◆ **Required task**:
Reproduce each record exactly.

Begin Excerpted records

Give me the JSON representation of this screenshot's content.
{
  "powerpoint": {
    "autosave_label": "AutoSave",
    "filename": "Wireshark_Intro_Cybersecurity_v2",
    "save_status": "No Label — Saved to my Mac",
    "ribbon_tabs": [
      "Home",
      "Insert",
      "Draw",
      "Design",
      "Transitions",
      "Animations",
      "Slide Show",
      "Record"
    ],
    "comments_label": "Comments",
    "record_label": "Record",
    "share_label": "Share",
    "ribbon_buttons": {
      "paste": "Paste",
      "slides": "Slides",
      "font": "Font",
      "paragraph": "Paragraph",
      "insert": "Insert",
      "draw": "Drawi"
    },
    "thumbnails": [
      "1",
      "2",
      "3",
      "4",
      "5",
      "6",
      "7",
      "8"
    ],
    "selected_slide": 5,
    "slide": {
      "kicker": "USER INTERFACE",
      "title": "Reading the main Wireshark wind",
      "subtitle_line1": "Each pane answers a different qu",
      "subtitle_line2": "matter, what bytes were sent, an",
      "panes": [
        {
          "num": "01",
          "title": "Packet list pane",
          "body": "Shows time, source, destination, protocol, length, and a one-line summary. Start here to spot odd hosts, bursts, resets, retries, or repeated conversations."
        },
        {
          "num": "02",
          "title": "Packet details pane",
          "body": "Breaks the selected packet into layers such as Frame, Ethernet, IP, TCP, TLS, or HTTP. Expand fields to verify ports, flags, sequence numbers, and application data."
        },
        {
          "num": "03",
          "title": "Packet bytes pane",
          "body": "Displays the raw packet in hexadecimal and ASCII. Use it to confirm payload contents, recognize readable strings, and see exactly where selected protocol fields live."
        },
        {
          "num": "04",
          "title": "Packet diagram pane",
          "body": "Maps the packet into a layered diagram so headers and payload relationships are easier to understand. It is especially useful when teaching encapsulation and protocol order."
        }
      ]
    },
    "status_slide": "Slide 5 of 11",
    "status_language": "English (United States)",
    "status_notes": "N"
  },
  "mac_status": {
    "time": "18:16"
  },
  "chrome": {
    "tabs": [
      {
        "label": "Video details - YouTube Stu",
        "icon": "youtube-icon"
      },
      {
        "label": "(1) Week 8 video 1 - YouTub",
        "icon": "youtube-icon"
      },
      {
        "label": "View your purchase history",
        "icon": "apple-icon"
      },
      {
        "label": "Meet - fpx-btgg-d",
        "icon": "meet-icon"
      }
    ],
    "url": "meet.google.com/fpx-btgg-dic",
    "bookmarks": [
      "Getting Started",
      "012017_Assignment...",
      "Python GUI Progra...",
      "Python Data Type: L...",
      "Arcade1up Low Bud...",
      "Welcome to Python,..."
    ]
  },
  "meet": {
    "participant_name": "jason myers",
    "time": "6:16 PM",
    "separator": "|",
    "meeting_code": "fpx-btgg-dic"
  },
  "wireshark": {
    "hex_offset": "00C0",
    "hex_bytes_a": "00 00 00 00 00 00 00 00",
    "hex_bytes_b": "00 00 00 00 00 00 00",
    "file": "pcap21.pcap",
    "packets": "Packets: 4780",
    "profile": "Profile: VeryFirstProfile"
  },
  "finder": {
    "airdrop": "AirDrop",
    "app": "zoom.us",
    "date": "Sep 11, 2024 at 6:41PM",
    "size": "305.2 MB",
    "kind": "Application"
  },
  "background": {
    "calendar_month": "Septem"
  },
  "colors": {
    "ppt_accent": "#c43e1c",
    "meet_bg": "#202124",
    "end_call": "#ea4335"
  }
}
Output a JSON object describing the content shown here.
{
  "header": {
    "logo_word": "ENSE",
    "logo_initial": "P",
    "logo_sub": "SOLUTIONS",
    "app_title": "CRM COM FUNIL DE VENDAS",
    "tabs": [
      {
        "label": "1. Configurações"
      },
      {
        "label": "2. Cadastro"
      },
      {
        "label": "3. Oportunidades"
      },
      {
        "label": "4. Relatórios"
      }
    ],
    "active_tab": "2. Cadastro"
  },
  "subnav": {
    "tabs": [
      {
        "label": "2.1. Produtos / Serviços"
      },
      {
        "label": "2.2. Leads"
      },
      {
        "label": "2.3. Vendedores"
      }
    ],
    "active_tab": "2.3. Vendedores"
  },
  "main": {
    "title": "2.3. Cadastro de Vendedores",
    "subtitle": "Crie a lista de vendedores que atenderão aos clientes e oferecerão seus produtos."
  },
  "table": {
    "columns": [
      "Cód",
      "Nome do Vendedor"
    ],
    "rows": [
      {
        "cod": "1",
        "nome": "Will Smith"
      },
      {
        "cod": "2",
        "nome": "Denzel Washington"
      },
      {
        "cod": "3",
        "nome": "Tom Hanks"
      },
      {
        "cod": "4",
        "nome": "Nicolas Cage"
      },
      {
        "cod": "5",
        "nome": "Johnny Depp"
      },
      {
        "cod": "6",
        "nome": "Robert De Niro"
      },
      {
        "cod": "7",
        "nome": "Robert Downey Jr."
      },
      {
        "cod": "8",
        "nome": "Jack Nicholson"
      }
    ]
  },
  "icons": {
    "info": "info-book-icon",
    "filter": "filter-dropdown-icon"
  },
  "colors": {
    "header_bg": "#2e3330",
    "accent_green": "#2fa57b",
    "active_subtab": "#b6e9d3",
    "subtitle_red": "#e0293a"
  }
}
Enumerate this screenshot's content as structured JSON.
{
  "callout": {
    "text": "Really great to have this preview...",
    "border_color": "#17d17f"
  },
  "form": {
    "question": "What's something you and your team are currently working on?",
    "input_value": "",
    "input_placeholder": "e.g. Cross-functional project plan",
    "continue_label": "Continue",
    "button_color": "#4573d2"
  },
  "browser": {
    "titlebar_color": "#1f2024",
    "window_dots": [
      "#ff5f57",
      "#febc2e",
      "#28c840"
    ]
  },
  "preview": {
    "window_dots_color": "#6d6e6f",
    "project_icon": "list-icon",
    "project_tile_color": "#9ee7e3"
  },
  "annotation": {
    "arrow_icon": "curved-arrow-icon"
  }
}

End Excerpted records

◆ **Task response**:
Give me the JSON representation of this screenshot's content.
{
  "powerpoint": {
    "autosave_label": "AutoSave",
    "filename": "Wireshark_Intro_Cybersecurity_v2",
    "save_status": "No Label — Saved to my Mac",
    "ribbon_tabs": [
      "Home",
      "Insert",
      "Draw",
      "Design",
      "Transitions",
      "Animations",
      "Slide Show",
      "Record"
    ],
    "comments_label": "Comments",
    "record_label": "Record",
    "share_label": "Share",
    "ribbon_buttons": {
      "paste": "Paste",
      "slides": "Slides",
      "font": "Font",
      "paragraph": "Paragraph",
      "insert": "Insert",
      "draw": "Drawi"
    },
    "thumbnails": [
      "1",
      "2",
      "3",
      "4",
      "5",
      "6",
      "7",
      "8"
    ],
    "selected_slide": 5,
    "slide": {
      "kicker": "USER INTERFACE",
      "title": "Reading the main Wireshark wind",
      "subtitle_line1": "Each pane answers a different qu",
      "subtitle_line2": "matter, what bytes were sent, an",
      "panes": [
        {
          "num": "01",
          "title": "Packet list pane",
          "body": "Shows time, source, destination, protocol, length, and a one-line summary. Start here to spot odd hosts, bursts, resets, retries, or repeated conversations."
        },
        {
          "num": "02",
          "title": "Packet details pane",
          "body": "Breaks the selected packet into layers such as Frame, Ethernet, IP, TCP, TLS, or HTTP. Expand fields to verify ports, flags, sequence numbers, and application data."
        },
        {
          "num": "03",
          "title": "Packet bytes pane",
          "body": "Displays the raw packet in hexadecimal and ASCII. Use it to confirm payload contents, recognize readable strings, and see exactly where selected protocol fields live."
        },
        {
          "num": "04",
          "title": "Packet diagram pane",
          "body": "Maps the packet into a layered diagram so headers and payload relationships are easier to understand. It is especially useful when teaching encapsulation and protocol order."
        }
      ]
    },
    "status_slide": "Slide 5 of 11",
    "status_language": "English (United States)",
    "status_notes": "N"
  },
  "mac_status": {
    "time": "18:16"
  },
  "chrome": {
    "tabs": [
      {
        "label": "Video details - YouTube Stu",
        "icon": "youtube-icon"
      },
      {
        "label": "(1) Week 8 video 1 - YouTub",
        "icon": "youtube-icon"
      },
      {
        "label": "View your purchase history",
        "icon": "apple-icon"
      },
      {
        "label": "Meet - fpx-btgg-d",
        "icon": "meet-icon"
      }
    ],
    "url": "meet.google.com/fpx-btgg-dic",
    "bookmarks": [
      "Getting Started",
      "012017_Assignment...",
      "Python GUI Progra...",
      "Python Data Type: L...",
      "Arcade1up Low Bud...",
      "Welcome to Python,..."
    ]
  },
  "meet": {
    "participant_name": "jason myers",
    "time": "6:16 PM",
    "separator": "|",
    "meeting_code": "fpx-btgg-dic"
  },
  "wireshark": {
    "hex_offset": "00C0",
    "hex_bytes_a": "00 00 00 00 00 00 00 00",
    "hex_bytes_b": "00 00 00 00 00 00 00",
    "file": "pcap21.pcap",
    "packets": "Packets: 4780",
    "profile": "Profile: VeryFirstProfile"
  },
  "finder": {
    "airdrop": "AirDrop",
    "app": "zoom.us",
    "date": "Sep 11, 2024 at 6:41PM",
    "size": "305.2 MB",
    "kind": "Application"
  },
  "background": {
    "calendar_month": "Septem"
  },
  "colors": {
    "ppt_accent": "#c43e1c",
    "meet_bg": "#202124",
    "end_call": "#ea4335"
  }
}
Output a JSON object describing the content shown here.
{
  "header": {
    "logo_word": "ENSE",
    "logo_initial": "P",
    "logo_sub": "SOLUTIONS",
    "app_title": "CRM COM FUNIL DE VENDAS",
    "tabs": [
      {
        "label": "1. Configurações"
      },
      {
        "label": "2. Cadastro"
      },
      {
        "label": "3. Oportunidades"
      },
      {
        "label": "4. Relatórios"
      }
    ],
    "active_tab": "2. Cadastro"
  },
  "subnav": {
    "tabs": [
      {
        "label": "2.1. Produtos / Serviços"
      },
      {
        "label": "2.2. Leads"
      },
      {
        "label": "2.3. Vendedores"
      }
    ],
    "active_tab": "2.3. Vendedores"
  },
  "main": {
    "title": "2.3. Cadastro de Vendedores",
    "subtitle": "Crie a lista de vendedores que atenderão aos clientes e oferecerão seus produtos."
  },
  "table": {
    "columns": [
      "Cód",
      "Nome do Vendedor"
    ],
    "rows": [
      {
        "cod": "1",
        "nome": "Will Smith"
      },
      {
        "cod": "2",
        "nome": "Denzel Washington"
      },
      {
        "cod": "3",
        "nome": "Tom Hanks"
      },
      {
        "cod": "4",
        "nome": "Nicolas Cage"
      },
      {
        "cod": "5",
        "nome": "Johnny Depp"
      },
      {
        "cod": "6",
        "nome": "Robert De Niro"
      },
      {
        "cod": "7",
        "nome": "Robert Downey Jr."
      },
      {
        "cod": "8",
        "nome": "Jack Nicholson"
      }
    ]
  },
  "icons": {
    "info": "info-book-icon",
    "filter": "filter-dropdown-icon"
  },
  "colors": {
    "header_bg": "#2e3330",
    "accent_green": "#2fa57b",
    "active_subtab": "#b6e9d3",
    "subtitle_red": "#e0293a"
  }
}
Enumerate this screenshot's content as structured JSON.
{
  "callout": {
    "text": "Really great to have this preview...",
    "border_color": "#17d17f"
  },
  "form": {
    "question": "What's something you and your team are currently working on?",
    "input_value": "",
    "input_placeholder": "e.g. Cross-functional project plan",
    "continue_label": "Continue",
    "button_color": "#4573d2"
  },
  "browser": {
    "titlebar_color": "#1f2024",
    "window_dots": [
      "#ff5f57",
      "#febc2e",
      "#28c840"
    ]
  },
  "preview": {
    "window_dots_color": "#6d6e6f",
    "project_icon": "list-icon",
    "project_tile_color": "#9ee7e3"
  },
  "annotation": {
    "arrow_icon": "curved-arrow-icon"
  }
}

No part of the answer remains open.